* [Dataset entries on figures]
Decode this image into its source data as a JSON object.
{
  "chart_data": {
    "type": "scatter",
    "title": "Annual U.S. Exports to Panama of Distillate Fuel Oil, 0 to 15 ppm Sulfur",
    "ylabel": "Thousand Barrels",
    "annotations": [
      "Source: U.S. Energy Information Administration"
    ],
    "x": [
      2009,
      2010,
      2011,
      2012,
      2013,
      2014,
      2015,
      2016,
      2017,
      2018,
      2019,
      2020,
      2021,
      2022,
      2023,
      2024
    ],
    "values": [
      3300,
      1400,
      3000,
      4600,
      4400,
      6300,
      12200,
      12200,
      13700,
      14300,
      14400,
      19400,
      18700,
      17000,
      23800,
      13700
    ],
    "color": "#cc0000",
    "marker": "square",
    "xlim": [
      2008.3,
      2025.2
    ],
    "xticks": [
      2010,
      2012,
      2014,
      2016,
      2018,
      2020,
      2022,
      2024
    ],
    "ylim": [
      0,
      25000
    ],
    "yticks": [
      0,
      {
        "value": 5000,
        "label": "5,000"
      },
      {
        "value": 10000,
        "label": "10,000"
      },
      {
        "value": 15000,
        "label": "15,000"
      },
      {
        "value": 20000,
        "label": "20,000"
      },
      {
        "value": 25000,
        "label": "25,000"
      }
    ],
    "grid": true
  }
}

* [Job]
Write out all records exactly, keeping every detail.

* [Solution for this task]
Decode this image into its source data as a JSON object.
{
  "chart_data": {
    "type": "scatter",
    "title": "Annual U.S. Exports to Panama of Distillate Fuel Oil, 0 to 15 ppm Sulfur",
    "ylabel": "Thousand Barrels",
    "annotations": [
      "Source: U.S. Energy Information Administration"
    ],
    "x": [
      2009,
      2010,
      2011,
      2012,
      2013,
      2014,
      2015,
      2016,
      2017,
      2018,
      2019,
      2020,
      2021,
      2022,
      2023,
      2024
    ],
    "values": [
      3300,
      1400,
      3000,
      4600,
      4400,
      6300,
      12200,
      12200,
      13700,
      14300,
      14400,
      19400,
      18700,
      17000,
      23800,
      13700
    ],
    "color": "#cc0000",
    "marker": "square",
    "xlim": [
      2008.3,
      2025.2
    ],
    "xticks": [
      2010,
      2012,
      2014,
      2016,
      2018,
      2020,
      2022,
      2024
    ],
    "ylim": [
      0,
      25000
    ],
    "yticks": [
      0,
      {
        "value": 5000,
        "label": "5,000"
      },
      {
        "value": 10000,
        "label": "10,000"
      },
      {
        "value": 15000,
        "label": "15,000"
      },
      {
        "value": 20000,
        "label": "20,000"
      },
      {
        "value": 25000,
        "label": "25,000"
      }
    ],
    "grid": true
  }
}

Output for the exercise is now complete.